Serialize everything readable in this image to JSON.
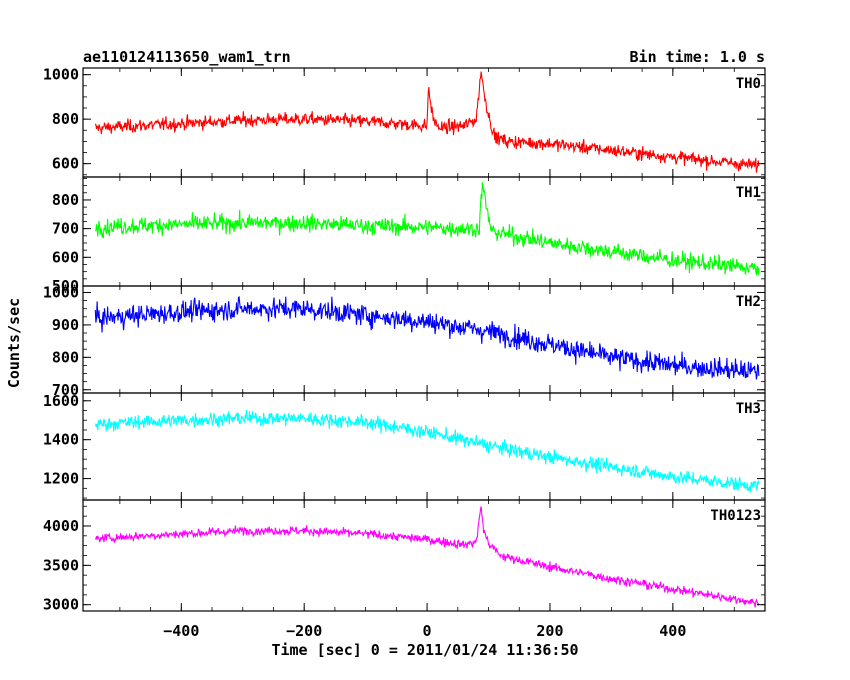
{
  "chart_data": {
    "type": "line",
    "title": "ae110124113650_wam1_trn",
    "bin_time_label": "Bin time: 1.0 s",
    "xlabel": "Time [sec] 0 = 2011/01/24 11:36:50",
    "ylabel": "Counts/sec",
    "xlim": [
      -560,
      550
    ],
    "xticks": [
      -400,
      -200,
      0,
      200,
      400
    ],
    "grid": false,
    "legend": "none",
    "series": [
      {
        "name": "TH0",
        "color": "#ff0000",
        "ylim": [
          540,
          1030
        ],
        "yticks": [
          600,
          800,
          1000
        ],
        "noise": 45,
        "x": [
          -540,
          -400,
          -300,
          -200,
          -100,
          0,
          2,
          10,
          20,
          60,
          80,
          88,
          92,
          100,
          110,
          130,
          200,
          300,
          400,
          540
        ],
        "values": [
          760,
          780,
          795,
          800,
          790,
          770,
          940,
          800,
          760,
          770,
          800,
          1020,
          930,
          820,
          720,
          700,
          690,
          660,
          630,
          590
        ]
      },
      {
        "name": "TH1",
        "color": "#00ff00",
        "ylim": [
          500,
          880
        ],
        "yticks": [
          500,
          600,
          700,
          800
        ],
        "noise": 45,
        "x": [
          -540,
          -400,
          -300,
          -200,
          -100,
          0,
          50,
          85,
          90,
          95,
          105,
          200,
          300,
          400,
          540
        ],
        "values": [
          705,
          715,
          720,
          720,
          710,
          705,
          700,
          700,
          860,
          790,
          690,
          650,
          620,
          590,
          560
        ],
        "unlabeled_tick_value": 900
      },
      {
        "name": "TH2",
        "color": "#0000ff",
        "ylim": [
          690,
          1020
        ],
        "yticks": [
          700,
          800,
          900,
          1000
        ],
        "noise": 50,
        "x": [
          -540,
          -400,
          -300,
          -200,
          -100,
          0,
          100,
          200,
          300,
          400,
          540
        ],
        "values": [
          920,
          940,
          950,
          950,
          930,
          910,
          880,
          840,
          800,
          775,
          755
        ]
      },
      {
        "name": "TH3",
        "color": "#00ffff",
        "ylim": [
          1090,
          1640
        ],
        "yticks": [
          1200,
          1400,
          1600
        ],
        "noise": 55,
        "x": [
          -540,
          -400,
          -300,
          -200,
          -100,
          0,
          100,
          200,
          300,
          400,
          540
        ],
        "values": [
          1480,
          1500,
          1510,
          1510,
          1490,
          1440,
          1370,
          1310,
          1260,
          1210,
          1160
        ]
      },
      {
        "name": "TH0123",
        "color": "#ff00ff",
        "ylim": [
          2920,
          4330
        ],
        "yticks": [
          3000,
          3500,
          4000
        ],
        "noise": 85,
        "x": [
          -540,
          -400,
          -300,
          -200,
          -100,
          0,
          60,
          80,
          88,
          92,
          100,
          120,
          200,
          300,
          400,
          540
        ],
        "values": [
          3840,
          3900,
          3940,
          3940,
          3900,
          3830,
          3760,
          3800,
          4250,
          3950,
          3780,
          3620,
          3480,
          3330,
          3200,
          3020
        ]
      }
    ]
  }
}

━━━━━━━━━━━━━━━━

Copy out all lines above that include the string "noise".

        "noise": 45,
        "noise": 45,
        "noise": 50,
        "noise": 55,
        "noise": 85,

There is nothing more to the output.